## Collected data

----

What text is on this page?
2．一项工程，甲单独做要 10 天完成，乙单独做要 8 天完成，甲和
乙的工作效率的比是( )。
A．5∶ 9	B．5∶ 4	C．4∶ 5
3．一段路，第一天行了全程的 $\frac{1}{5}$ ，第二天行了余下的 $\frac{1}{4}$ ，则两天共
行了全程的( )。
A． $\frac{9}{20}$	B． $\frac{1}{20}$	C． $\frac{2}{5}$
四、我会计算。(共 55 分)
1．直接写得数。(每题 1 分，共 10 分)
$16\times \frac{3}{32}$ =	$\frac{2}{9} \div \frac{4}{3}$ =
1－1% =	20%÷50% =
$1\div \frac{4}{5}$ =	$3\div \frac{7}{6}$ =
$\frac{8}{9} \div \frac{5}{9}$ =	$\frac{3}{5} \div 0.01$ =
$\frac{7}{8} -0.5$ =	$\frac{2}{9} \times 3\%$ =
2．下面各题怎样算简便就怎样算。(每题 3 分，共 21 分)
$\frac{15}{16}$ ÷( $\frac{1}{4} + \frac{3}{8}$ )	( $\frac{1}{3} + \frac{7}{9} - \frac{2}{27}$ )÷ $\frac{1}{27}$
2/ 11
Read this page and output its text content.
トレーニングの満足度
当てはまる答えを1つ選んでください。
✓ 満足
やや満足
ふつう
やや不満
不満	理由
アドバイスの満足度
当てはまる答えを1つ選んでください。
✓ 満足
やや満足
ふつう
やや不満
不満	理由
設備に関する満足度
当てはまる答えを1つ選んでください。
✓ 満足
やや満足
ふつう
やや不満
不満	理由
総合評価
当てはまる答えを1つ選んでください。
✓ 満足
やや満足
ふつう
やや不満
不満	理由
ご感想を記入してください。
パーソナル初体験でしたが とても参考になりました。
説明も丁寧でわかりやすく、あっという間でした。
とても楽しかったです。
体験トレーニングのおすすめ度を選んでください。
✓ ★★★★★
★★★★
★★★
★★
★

----

## REQUIREMENT
All of the entries must be written out exactly as they stand.

## TASK ANSWER
What text is on this page?
2．一项工程，甲单独做要 10 天完成，乙单独做要 8 天完成，甲和
乙的工作效率的比是( )。
A．5∶ 9	B．5∶ 4	C．4∶ 5
3．一段路，第一天行了全程的 $\frac{1}{5}$ ，第二天行了余下的 $\frac{1}{4}$ ，则两天共
行了全程的( )。
A． $\frac{9}{20}$	B． $\frac{1}{20}$	C． $\frac{2}{5}$
四、我会计算。(共 55 分)
1．直接写得数。(每题 1 分，共 10 分)
$16\times \frac{3}{32}$ =	$\frac{2}{9} \div \frac{4}{3}$ =
1－1% =	20%÷50% =
$1\div \frac{4}{5}$ =	$3\div \frac{7}{6}$ =
$\frac{8}{9} \div \frac{5}{9}$ =	$\frac{3}{5} \div 0.01$ =
$\frac{7}{8} -0.5$ =	$\frac{2}{9} \times 3\%$ =
2．下面各题怎样算简便就怎样算。(每题 3 分，共 21 分)
$\frac{15}{16}$ ÷( $\frac{1}{4} + \frac{3}{8}$ )	( $\frac{1}{3} + \frac{7}{9} - \frac{2}{27}$ )÷ $\frac{1}{27}$
2/ 11
Read this page and output its text content.
トレーニングの満足度
当てはまる答えを1つ選んでください。
✓ 満足
やや満足
ふつう
やや不満
不満	理由
アドバイスの満足度
当てはまる答えを1つ選んでください。
✓ 満足
やや満足
ふつう
やや不満
不満	理由
設備に関する満足度
当てはまる答えを1つ選んでください。
✓ 満足
やや満足
ふつう
やや不満
不満	理由
総合評価
当てはまる答えを1つ選んでください。
✓ 満足
やや満足
ふつう
やや不満
不満	理由
ご感想を記入してください。
パーソナル初体験でしたが とても参考になりました。
説明も丁寧でわかりやすく、あっという間でした。
とても楽しかったです。
体験トレーニングのおすすめ度を選んでください。
✓ ★★★★★
★★★★
★★★
★★
★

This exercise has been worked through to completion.